Exercise inputs =>
==================================================

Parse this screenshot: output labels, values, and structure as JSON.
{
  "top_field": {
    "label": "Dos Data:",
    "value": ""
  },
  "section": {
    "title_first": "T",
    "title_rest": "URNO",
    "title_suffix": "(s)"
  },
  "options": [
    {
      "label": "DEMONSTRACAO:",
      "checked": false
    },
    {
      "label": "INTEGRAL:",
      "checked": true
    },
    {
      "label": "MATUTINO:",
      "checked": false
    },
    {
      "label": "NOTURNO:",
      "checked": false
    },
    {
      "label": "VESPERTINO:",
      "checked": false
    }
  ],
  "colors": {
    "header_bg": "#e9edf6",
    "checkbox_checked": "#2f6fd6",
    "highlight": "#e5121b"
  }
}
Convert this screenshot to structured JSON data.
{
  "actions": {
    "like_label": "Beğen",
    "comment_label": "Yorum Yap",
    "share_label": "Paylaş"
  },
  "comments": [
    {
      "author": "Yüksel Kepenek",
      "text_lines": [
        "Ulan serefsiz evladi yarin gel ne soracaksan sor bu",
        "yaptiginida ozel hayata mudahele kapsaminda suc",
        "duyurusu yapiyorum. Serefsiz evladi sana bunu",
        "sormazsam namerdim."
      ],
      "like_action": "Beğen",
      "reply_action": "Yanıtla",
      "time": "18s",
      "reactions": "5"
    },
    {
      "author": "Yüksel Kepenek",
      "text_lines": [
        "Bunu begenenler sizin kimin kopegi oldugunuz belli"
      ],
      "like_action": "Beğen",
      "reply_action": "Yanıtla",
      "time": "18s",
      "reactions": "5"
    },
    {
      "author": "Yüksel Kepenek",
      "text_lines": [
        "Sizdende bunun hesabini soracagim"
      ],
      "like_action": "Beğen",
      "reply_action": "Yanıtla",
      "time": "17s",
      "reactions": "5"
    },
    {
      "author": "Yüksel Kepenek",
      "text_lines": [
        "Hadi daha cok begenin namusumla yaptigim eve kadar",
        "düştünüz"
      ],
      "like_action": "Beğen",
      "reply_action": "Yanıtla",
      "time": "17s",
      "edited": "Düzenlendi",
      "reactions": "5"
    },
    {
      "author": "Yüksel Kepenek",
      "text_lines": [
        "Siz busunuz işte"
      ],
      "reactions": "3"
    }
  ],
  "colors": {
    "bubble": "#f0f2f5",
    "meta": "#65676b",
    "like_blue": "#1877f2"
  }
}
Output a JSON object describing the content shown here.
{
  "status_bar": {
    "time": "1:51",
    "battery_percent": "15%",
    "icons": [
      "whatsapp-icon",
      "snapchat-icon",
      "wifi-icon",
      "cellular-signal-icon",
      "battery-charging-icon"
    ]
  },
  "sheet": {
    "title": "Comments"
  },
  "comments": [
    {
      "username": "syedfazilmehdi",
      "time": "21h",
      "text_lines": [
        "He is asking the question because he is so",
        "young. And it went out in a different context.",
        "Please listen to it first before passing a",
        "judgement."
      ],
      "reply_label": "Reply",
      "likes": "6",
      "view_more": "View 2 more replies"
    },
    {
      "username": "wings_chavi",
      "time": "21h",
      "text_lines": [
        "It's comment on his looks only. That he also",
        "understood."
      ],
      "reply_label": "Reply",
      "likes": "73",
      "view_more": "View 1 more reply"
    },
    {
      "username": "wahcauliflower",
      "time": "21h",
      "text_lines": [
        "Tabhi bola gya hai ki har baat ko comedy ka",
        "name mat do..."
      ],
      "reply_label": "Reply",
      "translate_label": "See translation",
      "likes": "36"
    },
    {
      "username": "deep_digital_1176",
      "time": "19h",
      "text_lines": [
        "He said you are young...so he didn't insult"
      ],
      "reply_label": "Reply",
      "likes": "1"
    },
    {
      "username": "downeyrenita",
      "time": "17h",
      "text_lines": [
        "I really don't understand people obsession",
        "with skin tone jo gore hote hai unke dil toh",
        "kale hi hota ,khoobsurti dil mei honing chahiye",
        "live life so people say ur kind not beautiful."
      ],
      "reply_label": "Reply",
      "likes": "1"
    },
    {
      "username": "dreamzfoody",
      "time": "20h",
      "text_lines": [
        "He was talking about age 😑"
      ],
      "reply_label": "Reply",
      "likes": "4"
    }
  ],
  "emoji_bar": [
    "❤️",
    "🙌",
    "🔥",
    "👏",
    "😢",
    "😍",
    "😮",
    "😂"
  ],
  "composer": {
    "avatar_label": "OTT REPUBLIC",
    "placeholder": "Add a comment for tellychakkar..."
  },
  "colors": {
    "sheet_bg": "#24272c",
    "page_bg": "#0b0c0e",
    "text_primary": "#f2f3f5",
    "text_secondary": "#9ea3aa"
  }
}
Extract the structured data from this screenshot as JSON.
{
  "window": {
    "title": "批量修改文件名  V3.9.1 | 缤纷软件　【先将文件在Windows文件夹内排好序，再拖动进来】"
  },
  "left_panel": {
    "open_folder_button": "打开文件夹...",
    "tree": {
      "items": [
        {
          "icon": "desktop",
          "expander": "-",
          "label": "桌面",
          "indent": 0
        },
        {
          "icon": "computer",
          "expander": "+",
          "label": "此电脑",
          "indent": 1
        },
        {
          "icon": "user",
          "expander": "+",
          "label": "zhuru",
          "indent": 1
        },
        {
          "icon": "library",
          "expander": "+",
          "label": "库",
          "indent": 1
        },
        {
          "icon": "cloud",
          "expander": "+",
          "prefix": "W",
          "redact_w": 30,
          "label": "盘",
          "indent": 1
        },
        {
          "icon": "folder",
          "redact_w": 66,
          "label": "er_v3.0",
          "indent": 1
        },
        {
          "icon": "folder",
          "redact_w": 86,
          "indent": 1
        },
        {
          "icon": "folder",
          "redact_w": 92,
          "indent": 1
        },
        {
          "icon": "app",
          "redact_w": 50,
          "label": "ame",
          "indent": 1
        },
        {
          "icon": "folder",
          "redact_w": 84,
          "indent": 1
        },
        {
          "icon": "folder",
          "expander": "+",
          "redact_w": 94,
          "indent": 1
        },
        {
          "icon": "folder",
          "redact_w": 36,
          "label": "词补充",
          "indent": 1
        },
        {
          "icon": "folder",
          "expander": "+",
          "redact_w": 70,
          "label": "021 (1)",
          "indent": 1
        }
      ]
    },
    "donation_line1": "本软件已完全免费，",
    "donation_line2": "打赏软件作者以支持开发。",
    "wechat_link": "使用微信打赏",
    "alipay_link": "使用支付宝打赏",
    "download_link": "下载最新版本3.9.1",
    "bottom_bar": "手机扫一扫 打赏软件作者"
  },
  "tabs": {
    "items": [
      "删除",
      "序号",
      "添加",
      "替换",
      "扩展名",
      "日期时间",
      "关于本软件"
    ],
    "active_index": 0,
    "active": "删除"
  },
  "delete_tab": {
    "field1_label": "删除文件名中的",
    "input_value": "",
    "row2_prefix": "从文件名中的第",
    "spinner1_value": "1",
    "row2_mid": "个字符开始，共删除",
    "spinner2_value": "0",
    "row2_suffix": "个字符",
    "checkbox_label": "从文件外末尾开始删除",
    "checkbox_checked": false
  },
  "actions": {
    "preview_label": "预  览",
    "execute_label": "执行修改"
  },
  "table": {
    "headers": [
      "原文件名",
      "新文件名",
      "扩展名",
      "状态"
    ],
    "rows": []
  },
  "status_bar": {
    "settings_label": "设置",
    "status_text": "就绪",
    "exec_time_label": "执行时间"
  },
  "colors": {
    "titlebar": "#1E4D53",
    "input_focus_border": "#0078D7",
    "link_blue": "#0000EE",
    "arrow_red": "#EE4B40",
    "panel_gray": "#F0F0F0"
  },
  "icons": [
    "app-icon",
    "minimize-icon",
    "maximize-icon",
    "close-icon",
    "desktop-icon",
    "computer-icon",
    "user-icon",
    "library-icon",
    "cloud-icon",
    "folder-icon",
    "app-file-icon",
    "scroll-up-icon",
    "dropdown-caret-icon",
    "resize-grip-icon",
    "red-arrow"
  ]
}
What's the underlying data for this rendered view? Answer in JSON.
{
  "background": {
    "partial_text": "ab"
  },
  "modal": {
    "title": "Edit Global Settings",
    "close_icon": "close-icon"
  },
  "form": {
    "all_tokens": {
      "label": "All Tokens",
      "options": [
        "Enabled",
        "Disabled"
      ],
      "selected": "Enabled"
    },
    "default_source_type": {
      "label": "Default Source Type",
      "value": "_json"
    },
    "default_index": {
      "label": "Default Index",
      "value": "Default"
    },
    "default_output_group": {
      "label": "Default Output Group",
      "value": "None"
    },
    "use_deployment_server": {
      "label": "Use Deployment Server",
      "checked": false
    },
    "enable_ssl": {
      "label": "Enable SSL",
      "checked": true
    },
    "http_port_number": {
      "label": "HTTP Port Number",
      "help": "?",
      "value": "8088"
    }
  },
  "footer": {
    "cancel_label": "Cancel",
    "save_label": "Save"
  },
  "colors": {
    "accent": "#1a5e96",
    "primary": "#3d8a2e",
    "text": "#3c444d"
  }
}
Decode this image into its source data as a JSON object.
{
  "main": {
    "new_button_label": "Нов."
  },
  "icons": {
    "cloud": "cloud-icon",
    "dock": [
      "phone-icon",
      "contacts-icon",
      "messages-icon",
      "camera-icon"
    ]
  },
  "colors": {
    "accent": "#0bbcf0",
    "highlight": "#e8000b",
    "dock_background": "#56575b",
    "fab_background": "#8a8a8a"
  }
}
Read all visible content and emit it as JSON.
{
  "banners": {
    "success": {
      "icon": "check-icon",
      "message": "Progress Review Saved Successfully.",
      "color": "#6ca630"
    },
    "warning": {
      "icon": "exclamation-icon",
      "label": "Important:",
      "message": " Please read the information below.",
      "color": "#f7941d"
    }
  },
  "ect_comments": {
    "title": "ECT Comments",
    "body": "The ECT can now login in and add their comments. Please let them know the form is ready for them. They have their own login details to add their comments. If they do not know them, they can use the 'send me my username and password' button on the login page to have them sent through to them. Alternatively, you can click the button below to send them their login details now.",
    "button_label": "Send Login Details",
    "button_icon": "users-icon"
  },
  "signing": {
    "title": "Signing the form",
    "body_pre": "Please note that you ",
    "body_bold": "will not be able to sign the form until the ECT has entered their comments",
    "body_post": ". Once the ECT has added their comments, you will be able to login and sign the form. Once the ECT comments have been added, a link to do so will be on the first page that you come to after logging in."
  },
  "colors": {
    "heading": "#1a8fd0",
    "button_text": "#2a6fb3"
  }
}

==================================================

What is expected =>
Exact repetition is required for the lines from the one that contains "Decode this image" through the final line; leave out everything else.

Output of the exercise =>
Decode this image into its source data as a JSON object.
{
  "main": {
    "new_button_label": "Нов."
  },
  "icons": {
    "cloud": "cloud-icon",
    "dock": [
      "phone-icon",
      "contacts-icon",
      "messages-icon",
      "camera-icon"
    ]
  },
  "colors": {
    "accent": "#0bbcf0",
    "highlight": "#e8000b",
    "dock_background": "#56575b",
    "fab_background": "#8a8a8a"
  }
}
Read all visible content and emit it as JSON.
{
  "banners": {
    "success": {
      "icon": "check-icon",
      "message": "Progress Review Saved Successfully.",
      "color": "#6ca630"
    },
    "warning": {
      "icon": "exclamation-icon",
      "label": "Important:",
      "message": " Please read the information below.",
      "color": "#f7941d"
    }
  },
  "ect_comments": {
    "title": "ECT Comments",
    "body": "The ECT can now login in and add their comments. Please let them know the form is ready for them. They have their own login details to add their comments. If they do not know them, they can use the 'send me my username and password' button on the login page to have them sent through to them. Alternatively, you can click the button below to send them their login details now.",
    "button_label": "Send Login Details",
    "button_icon": "users-icon"
  },
  "signing": {
    "title": "Signing the form",
    "body_pre": "Please note that you ",
    "body_bold": "will not be able to sign the form until the ECT has entered their comments",
    "body_post": ". Once the ECT has added their comments, you will be able to login and sign the form. Once the ECT comments have been added, a link to do so will be on the first page that you come to after logging in."
  },
  "colors": {
    "heading": "#1a8fd0",
    "button_text": "#2a6fb3"
  }
}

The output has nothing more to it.